→ **EXERCISE REQUIREMENTS**: Write out all of the entries that follow, word for word, but skip the pictures.

[Collection entries]
----------------

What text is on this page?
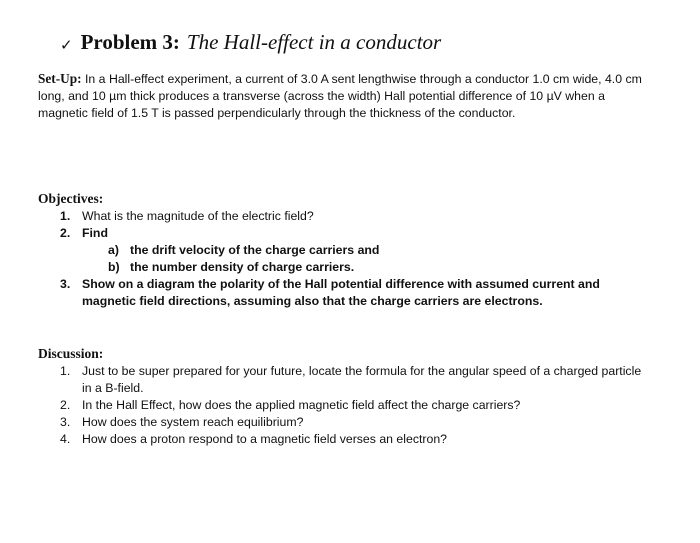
✓ Problem 3: The Hall-effect in a conductor
Set-Up: In a Hall-effect experiment, a current of 3.0 A sent lengthwise through a conductor 1.0 cm wide, 4.0 cm long, and 10 µm thick produces a transverse (across the width) Hall potential difference of 10 µV when a magnetic field of 1.5 T is passed perpendicularly through the thickness of the conductor.
Objectives:
1. What is the magnitude of the electric field?
2. Find
a) the drift velocity of the charge carriers and
b) the number density of charge carriers.
3. Show on a diagram the polarity of the Hall potential difference with assumed current and magnetic field directions, assuming also that the charge carriers are electrons.
Discussion:
1. Just to be super prepared for your future, locate the formula for the angular speed of a charged particle in a B-field.
2. In the Hall Effect, how does the applied magnetic field affect the charge carriers?
3. How does the system reach equilibrium?
4. How does a proton respond to a magnetic field verses an electron?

----------------

→ **ANSWER TO THE PROBLEM**:
What text is on this page?
✓ Problem 3: The Hall-effect in a conductor
Set-Up: In a Hall-effect experiment, a current of 3.0 A sent lengthwise through a conductor 1.0 cm wide, 4.0 cm long, and 10 µm thick produces a transverse (across the width) Hall potential difference of 10 µV when a magnetic field of 1.5 T is passed perpendicularly through the thickness of the conductor.
Objectives:
1. What is the magnitude of the electric field?
2. Find
a) the drift velocity of the charge carriers and
b) the number density of charge carriers.
3. Show on a diagram the polarity of the Hall potential difference with assumed current and magnetic field directions, assuming also that the charge carriers are electrons.
Discussion:
1. Just to be super prepared for your future, locate the formula for the angular speed of a charged particle in a B-field.
2. In the Hall Effect, how does the applied magnetic field affect the charge carriers?
3. How does the system reach equilibrium?
4. How does a proton respond to a magnetic field verses an electron?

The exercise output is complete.